→ Directions: Search the listing below for the word "partea" and copy each line that holds it.

→ Excerpted records:

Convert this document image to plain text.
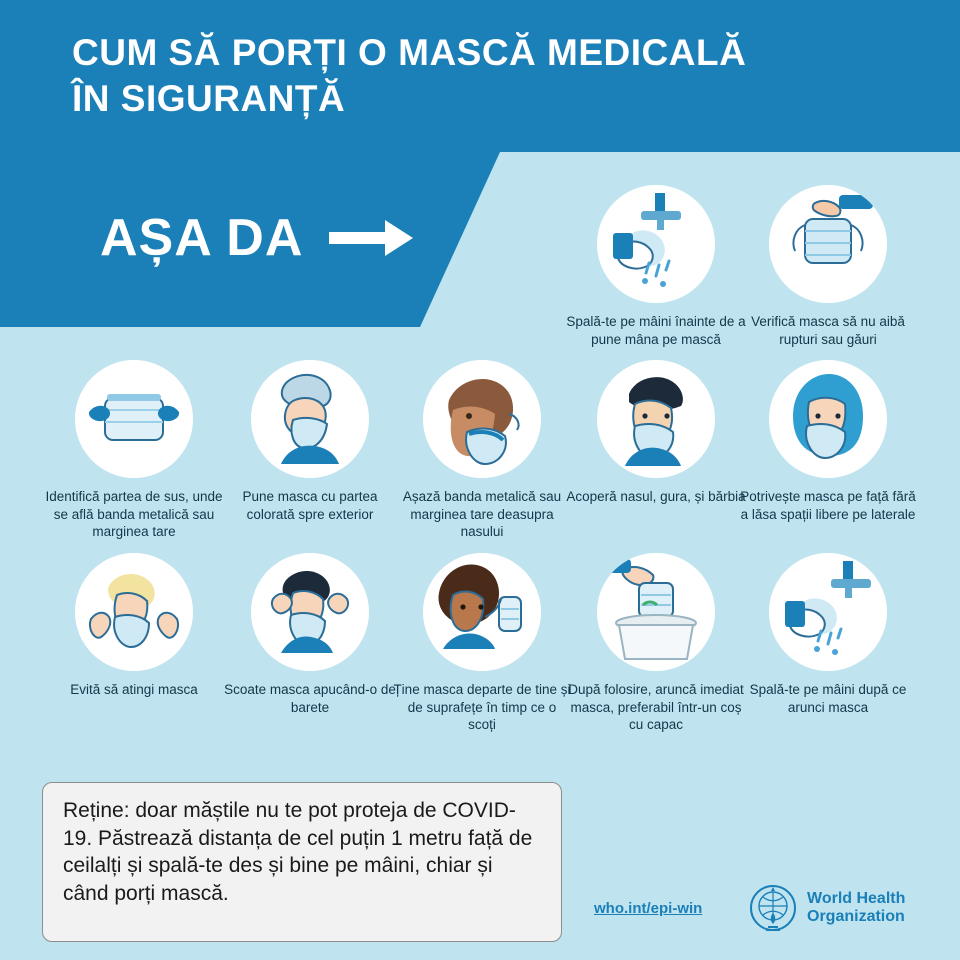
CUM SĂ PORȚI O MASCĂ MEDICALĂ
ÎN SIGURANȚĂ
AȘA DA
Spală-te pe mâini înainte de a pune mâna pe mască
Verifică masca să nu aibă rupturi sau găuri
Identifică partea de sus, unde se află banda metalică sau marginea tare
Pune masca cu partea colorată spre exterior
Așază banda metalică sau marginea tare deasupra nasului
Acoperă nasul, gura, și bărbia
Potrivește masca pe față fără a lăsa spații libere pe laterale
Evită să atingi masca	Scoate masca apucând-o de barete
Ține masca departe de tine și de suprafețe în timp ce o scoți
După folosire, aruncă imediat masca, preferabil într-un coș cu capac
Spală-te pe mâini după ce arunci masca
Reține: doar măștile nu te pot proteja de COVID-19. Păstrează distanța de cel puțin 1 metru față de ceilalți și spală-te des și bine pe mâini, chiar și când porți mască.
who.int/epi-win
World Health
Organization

==

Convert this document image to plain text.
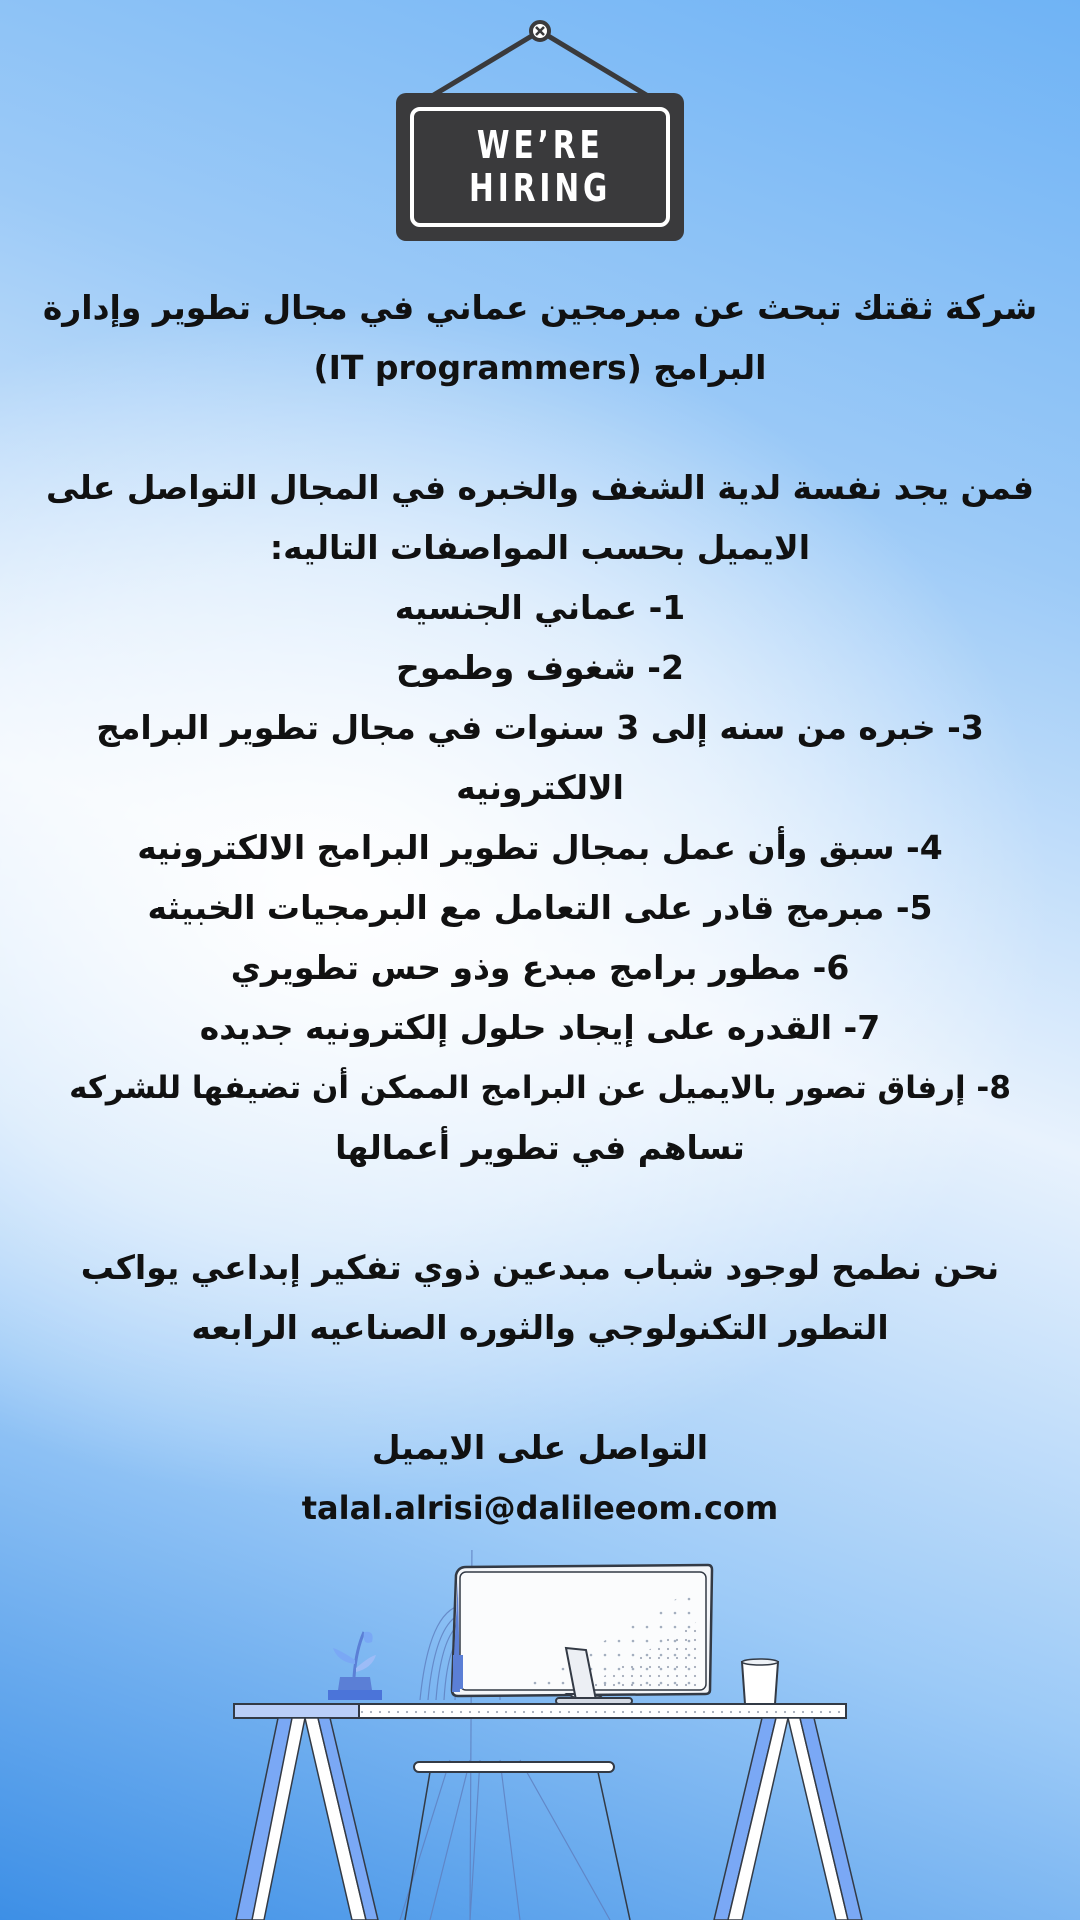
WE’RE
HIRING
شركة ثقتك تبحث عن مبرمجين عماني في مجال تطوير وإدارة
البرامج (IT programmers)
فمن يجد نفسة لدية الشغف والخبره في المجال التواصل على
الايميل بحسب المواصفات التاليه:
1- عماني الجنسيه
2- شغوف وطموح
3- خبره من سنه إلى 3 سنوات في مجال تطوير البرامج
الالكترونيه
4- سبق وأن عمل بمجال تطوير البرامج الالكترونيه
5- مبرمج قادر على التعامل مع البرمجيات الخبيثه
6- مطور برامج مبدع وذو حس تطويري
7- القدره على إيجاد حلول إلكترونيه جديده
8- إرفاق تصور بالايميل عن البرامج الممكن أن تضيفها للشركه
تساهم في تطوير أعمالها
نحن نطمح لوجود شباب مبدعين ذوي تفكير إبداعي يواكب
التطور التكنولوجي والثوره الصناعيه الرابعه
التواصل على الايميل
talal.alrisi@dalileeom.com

→ Result below:
Identifică partea de sus, unde se află banda metalică sau marginea tare
Pune masca cu partea colorată spre exterior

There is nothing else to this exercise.